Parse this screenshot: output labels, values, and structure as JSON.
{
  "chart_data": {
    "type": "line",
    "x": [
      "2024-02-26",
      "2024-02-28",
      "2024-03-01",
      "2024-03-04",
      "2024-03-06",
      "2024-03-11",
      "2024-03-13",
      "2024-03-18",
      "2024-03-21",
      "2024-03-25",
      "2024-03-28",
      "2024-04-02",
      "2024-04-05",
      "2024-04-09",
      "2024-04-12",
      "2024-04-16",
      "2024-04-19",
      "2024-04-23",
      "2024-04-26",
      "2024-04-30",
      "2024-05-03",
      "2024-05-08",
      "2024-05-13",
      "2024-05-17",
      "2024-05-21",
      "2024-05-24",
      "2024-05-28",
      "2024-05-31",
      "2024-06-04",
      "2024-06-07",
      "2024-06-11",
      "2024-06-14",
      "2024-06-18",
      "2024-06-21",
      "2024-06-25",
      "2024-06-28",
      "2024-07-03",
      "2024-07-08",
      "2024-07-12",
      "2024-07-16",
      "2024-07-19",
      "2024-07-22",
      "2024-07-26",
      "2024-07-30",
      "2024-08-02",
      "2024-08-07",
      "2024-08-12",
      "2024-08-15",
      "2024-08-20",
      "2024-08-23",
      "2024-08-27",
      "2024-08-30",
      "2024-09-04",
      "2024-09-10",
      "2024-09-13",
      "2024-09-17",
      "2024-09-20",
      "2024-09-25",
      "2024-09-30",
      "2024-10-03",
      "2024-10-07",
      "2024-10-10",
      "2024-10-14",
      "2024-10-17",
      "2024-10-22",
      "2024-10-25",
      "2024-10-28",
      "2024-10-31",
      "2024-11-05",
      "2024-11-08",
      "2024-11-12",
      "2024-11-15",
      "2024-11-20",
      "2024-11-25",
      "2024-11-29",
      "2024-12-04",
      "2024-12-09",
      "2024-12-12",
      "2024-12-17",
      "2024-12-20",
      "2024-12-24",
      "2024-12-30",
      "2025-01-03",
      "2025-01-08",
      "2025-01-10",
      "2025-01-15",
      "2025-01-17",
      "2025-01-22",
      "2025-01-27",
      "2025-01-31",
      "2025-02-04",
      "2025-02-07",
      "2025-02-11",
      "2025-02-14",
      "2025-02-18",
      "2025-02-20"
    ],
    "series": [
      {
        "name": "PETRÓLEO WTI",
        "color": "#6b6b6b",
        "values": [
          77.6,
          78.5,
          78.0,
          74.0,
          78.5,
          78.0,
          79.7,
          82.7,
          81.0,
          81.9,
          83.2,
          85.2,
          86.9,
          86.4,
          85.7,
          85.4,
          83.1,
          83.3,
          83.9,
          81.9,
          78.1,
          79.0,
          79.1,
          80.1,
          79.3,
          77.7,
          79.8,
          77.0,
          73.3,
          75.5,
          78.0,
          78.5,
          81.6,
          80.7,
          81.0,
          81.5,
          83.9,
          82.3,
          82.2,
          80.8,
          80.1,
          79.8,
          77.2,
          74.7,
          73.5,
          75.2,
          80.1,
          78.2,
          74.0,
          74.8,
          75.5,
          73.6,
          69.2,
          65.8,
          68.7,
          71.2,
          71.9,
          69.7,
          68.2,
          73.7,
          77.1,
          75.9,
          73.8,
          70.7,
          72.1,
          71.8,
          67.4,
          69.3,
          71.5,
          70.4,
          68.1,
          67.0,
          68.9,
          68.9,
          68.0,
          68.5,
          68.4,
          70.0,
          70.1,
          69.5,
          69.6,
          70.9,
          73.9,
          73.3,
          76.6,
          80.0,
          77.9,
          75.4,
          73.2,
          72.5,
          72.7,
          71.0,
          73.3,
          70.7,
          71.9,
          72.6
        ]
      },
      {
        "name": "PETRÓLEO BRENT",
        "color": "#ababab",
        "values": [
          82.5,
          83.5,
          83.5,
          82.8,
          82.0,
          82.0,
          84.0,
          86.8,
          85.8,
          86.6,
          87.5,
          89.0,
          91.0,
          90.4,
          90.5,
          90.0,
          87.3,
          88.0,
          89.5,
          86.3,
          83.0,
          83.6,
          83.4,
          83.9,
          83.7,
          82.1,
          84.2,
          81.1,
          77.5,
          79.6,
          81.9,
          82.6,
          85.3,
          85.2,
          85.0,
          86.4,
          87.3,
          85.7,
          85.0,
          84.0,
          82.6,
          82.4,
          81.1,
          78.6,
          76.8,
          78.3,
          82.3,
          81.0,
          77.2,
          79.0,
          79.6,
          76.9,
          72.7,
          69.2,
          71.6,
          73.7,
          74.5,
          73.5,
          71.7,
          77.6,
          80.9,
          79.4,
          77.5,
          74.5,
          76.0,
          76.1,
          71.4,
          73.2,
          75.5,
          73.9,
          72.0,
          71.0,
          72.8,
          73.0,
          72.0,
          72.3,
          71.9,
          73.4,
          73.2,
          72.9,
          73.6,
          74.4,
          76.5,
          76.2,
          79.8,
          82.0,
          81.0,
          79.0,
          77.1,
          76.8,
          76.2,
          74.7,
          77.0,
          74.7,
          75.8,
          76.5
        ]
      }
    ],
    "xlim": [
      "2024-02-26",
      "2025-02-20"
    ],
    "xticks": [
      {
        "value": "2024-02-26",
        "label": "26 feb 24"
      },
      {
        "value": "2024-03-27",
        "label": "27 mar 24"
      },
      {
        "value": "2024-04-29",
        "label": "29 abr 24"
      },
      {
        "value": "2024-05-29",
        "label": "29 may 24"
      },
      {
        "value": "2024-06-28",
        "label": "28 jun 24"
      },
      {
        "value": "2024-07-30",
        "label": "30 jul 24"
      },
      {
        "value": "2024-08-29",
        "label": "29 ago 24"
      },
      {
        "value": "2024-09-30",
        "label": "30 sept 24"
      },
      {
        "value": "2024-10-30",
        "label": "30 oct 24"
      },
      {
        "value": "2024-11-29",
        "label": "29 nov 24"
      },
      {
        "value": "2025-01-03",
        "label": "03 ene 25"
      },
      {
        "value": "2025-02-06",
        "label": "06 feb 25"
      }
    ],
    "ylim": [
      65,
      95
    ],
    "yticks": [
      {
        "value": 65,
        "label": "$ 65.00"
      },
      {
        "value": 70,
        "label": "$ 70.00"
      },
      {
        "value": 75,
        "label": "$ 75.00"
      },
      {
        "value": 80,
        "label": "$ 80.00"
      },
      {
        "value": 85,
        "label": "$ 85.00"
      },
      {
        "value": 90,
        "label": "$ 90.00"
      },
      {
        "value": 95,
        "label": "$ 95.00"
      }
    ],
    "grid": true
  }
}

_Exercise directions_: Give back the data above exactly as it appears.

_Task answer_:
Parse this screenshot: output labels, values, and structure as JSON.
{
  "chart_data": {
    "type": "line",
    "x": [
      "2024-02-26",
      "2024-02-28",
      "2024-03-01",
      "2024-03-04",
      "2024-03-06",
      "2024-03-11",
      "2024-03-13",
      "2024-03-18",
      "2024-03-21",
      "2024-03-25",
      "2024-03-28",
      "2024-04-02",
      "2024-04-05",
      "2024-04-09",
      "2024-04-12",
      "2024-04-16",
      "2024-04-19",
      "2024-04-23",
      "2024-04-26",
      "2024-04-30",
      "2024-05-03",
      "2024-05-08",
      "2024-05-13",
      "2024-05-17",
      "2024-05-21",
      "2024-05-24",
      "2024-05-28",
      "2024-05-31",
      "2024-06-04",
      "2024-06-07",
      "2024-06-11",
      "2024-06-14",
      "2024-06-18",
      "2024-06-21",
      "2024-06-25",
      "2024-06-28",
      "2024-07-03",
      "2024-07-08",
      "2024-07-12",
      "2024-07-16",
      "2024-07-19",
      "2024-07-22",
      "2024-07-26",
      "2024-07-30",
      "2024-08-02",
      "2024-08-07",
      "2024-08-12",
      "2024-08-15",
      "2024-08-20",
      "2024-08-23",
      "2024-08-27",
      "2024-08-30",
      "2024-09-04",
      "2024-09-10",
      "2024-09-13",
      "2024-09-17",
      "2024-09-20",
      "2024-09-25",
      "2024-09-30",
      "2024-10-03",
      "2024-10-07",
      "2024-10-10",
      "2024-10-14",
      "2024-10-17",
      "2024-10-22",
      "2024-10-25",
      "2024-10-28",
      "2024-10-31",
      "2024-11-05",
      "2024-11-08",
      "2024-11-12",
      "2024-11-15",
      "2024-11-20",
      "2024-11-25",
      "2024-11-29",
      "2024-12-04",
      "2024-12-09",
      "2024-12-12",
      "2024-12-17",
      "2024-12-20",
      "2024-12-24",
      "2024-12-30",
      "2025-01-03",
      "2025-01-08",
      "2025-01-10",
      "2025-01-15",
      "2025-01-17",
      "2025-01-22",
      "2025-01-27",
      "2025-01-31",
      "2025-02-04",
      "2025-02-07",
      "2025-02-11",
      "2025-02-14",
      "2025-02-18",
      "2025-02-20"
    ],
    "series": [
      {
        "name": "PETRÓLEO WTI",
        "color": "#6b6b6b",
        "values": [
          77.6,
          78.5,
          78.0,
          74.0,
          78.5,
          78.0,
          79.7,
          82.7,
          81.0,
          81.9,
          83.2,
          85.2,
          86.9,
          86.4,
          85.7,
          85.4,
          83.1,
          83.3,
          83.9,
          81.9,
          78.1,
          79.0,
          79.1,
          80.1,
          79.3,
          77.7,
          79.8,
          77.0,
          73.3,
          75.5,
          78.0,
          78.5,
          81.6,
          80.7,
          81.0,
          81.5,
          83.9,
          82.3,
          82.2,
          80.8,
          80.1,
          79.8,
          77.2,
          74.7,
          73.5,
          75.2,
          80.1,
          78.2,
          74.0,
          74.8,
          75.5,
          73.6,
          69.2,
          65.8,
          68.7,
          71.2,
          71.9,
          69.7,
          68.2,
          73.7,
          77.1,
          75.9,
          73.8,
          70.7,
          72.1,
          71.8,
          67.4,
          69.3,
          71.5,
          70.4,
          68.1,
          67.0,
          68.9,
          68.9,
          68.0,
          68.5,
          68.4,
          70.0,
          70.1,
          69.5,
          69.6,
          70.9,
          73.9,
          73.3,
          76.6,
          80.0,
          77.9,
          75.4,
          73.2,
          72.5,
          72.7,
          71.0,
          73.3,
          70.7,
          71.9,
          72.6
        ]
      },
      {
        "name": "PETRÓLEO BRENT",
        "color": "#ababab",
        "values": [
          82.5,
          83.5,
          83.5,
          82.8,
          82.0,
          82.0,
          84.0,
          86.8,
          85.8,
          86.6,
          87.5,
          89.0,
          91.0,
          90.4,
          90.5,
          90.0,
          87.3,
          88.0,
          89.5,
          86.3,
          83.0,
          83.6,
          83.4,
          83.9,
          83.7,
          82.1,
          84.2,
          81.1,
          77.5,
          79.6,
          81.9,
          82.6,
          85.3,
          85.2,
          85.0,
          86.4,
          87.3,
          85.7,
          85.0,
          84.0,
          82.6,
          82.4,
          81.1,
          78.6,
          76.8,
          78.3,
          82.3,
          81.0,
          77.2,
          79.0,
          79.6,
          76.9,
          72.7,
          69.2,
          71.6,
          73.7,
          74.5,
          73.5,
          71.7,
          77.6,
          80.9,
          79.4,
          77.5,
          74.5,
          76.0,
          76.1,
          71.4,
          73.2,
          75.5,
          73.9,
          72.0,
          71.0,
          72.8,
          73.0,
          72.0,
          72.3,
          71.9,
          73.4,
          73.2,
          72.9,
          73.6,
          74.4,
          76.5,
          76.2,
          79.8,
          82.0,
          81.0,
          79.0,
          77.1,
          76.8,
          76.2,
          74.7,
          77.0,
          74.7,
          75.8,
          76.5
        ]
      }
    ],
    "xlim": [
      "2024-02-26",
      "2025-02-20"
    ],
    "xticks": [
      {
        "value": "2024-02-26",
        "label": "26 feb 24"
      },
      {
        "value": "2024-03-27",
        "label": "27 mar 24"
      },
      {
        "value": "2024-04-29",
        "label": "29 abr 24"
      },
      {
        "value": "2024-05-29",
        "label": "29 may 24"
      },
      {
        "value": "2024-06-28",
        "label": "28 jun 24"
      },
      {
        "value": "2024-07-30",
        "label": "30 jul 24"
      },
      {
        "value": "2024-08-29",
        "label": "29 ago 24"
      },
      {
        "value": "2024-09-30",
        "label": "30 sept 24"
      },
      {
        "value": "2024-10-30",
        "label": "30 oct 24"
      },
      {
        "value": "2024-11-29",
        "label": "29 nov 24"
      },
      {
        "value": "2025-01-03",
        "label": "03 ene 25"
      },
      {
        "value": "2025-02-06",
        "label": "06 feb 25"
      }
    ],
    "ylim": [
      65,
      95
    ],
    "yticks": [
      {
        "value": 65,
        "label": "$ 65.00"
      },
      {
        "value": 70,
        "label": "$ 70.00"
      },
      {
        "value": 75,
        "label": "$ 75.00"
      },
      {
        "value": 80,
        "label": "$ 80.00"
      },
      {
        "value": 85,
        "label": "$ 85.00"
      },
      {
        "value": 90,
        "label": "$ 90.00"
      },
      {
        "value": 95,
        "label": "$ 95.00"
      }
    ],
    "grid": true
  }
}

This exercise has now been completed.